- INSTRUCTION -
Wherever the string "Probability" occurs in a line of these records, report that line.

━━━━━━━━━━

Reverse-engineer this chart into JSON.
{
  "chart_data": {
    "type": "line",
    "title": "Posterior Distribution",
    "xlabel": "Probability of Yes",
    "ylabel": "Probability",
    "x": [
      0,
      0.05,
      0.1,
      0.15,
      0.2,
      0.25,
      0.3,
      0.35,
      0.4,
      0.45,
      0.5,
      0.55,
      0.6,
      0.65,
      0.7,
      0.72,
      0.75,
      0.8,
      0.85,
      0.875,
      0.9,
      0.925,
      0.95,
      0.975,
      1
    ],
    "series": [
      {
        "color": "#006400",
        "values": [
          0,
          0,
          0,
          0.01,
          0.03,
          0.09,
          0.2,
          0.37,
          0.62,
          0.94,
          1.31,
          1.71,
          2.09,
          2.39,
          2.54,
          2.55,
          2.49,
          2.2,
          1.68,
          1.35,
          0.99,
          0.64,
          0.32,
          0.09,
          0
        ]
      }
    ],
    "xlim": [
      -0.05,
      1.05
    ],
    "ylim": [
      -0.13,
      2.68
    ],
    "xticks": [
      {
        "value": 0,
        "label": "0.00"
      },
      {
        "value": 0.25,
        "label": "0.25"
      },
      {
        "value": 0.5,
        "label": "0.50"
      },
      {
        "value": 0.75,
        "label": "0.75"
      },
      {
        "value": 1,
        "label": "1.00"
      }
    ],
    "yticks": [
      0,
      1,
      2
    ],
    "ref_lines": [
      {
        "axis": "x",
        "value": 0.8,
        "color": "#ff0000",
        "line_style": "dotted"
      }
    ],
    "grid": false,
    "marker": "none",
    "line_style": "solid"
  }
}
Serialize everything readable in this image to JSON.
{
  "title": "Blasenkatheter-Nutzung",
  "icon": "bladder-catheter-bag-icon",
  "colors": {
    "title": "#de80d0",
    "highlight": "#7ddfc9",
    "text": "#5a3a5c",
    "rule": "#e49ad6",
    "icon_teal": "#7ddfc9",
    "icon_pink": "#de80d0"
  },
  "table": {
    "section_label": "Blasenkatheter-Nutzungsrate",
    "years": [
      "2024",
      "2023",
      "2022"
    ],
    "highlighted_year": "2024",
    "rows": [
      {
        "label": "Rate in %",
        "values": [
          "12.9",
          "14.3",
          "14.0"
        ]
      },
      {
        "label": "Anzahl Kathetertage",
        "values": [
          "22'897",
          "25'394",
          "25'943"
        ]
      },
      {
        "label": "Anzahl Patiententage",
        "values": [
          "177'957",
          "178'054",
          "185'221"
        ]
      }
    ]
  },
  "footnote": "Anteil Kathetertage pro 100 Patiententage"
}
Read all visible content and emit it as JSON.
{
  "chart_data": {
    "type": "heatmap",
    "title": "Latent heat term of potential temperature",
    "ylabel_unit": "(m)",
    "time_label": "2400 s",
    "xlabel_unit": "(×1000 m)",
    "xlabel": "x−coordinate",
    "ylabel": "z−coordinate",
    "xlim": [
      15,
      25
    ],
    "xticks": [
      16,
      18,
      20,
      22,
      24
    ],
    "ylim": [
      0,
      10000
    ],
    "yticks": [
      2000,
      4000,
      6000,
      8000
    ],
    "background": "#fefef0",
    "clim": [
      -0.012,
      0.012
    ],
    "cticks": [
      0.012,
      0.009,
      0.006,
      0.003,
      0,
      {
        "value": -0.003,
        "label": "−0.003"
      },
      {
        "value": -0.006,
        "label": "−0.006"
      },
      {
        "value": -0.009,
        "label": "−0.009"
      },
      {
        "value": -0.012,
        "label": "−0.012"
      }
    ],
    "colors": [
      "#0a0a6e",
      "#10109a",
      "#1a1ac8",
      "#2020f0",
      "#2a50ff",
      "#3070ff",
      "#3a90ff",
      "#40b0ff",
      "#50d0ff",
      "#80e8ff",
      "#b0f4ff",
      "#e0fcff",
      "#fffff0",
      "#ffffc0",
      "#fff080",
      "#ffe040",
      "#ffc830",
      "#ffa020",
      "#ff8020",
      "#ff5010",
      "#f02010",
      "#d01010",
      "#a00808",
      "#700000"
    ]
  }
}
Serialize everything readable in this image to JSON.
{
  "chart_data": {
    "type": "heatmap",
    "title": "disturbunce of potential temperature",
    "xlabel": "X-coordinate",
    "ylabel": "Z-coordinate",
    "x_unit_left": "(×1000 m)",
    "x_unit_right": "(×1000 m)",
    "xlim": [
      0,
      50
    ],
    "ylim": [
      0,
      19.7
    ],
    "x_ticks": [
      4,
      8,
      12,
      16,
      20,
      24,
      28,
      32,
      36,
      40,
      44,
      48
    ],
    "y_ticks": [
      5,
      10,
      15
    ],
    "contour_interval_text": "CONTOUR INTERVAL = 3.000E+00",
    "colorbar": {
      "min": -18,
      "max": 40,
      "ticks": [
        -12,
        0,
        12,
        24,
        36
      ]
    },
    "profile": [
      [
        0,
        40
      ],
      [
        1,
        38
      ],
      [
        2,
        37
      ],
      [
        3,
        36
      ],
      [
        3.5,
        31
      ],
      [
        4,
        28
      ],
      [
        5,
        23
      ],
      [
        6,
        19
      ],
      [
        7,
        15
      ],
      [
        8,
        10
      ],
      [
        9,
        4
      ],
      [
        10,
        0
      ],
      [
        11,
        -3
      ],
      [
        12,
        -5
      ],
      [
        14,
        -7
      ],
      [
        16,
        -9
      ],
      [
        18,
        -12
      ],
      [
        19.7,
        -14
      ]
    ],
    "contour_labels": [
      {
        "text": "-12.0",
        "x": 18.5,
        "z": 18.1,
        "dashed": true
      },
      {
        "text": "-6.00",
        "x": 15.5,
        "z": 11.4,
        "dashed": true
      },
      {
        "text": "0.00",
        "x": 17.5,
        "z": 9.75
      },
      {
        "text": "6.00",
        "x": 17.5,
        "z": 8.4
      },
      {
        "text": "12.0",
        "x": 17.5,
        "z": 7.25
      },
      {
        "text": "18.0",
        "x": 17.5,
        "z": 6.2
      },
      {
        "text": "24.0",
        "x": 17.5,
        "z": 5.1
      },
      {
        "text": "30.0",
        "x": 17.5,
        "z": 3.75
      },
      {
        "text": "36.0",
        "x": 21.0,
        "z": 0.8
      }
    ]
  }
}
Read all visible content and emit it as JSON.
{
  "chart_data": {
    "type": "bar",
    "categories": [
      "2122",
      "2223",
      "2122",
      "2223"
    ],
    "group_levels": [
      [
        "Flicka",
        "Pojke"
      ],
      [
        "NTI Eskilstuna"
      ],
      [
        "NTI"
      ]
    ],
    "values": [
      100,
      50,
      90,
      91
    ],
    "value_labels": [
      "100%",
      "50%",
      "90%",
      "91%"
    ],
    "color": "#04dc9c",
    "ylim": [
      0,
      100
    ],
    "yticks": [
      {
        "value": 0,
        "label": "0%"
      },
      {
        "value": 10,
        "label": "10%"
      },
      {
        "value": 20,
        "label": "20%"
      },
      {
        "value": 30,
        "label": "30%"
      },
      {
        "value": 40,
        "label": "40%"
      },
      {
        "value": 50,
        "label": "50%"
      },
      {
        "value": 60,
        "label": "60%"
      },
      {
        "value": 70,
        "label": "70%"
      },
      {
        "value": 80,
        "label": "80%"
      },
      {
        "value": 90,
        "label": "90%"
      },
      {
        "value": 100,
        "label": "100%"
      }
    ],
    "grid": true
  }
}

━━━━━━━━━━

- OUTPUT OF THE TASK -
    "xlabel": "Probability of Yes",
    "ylabel": "Probability",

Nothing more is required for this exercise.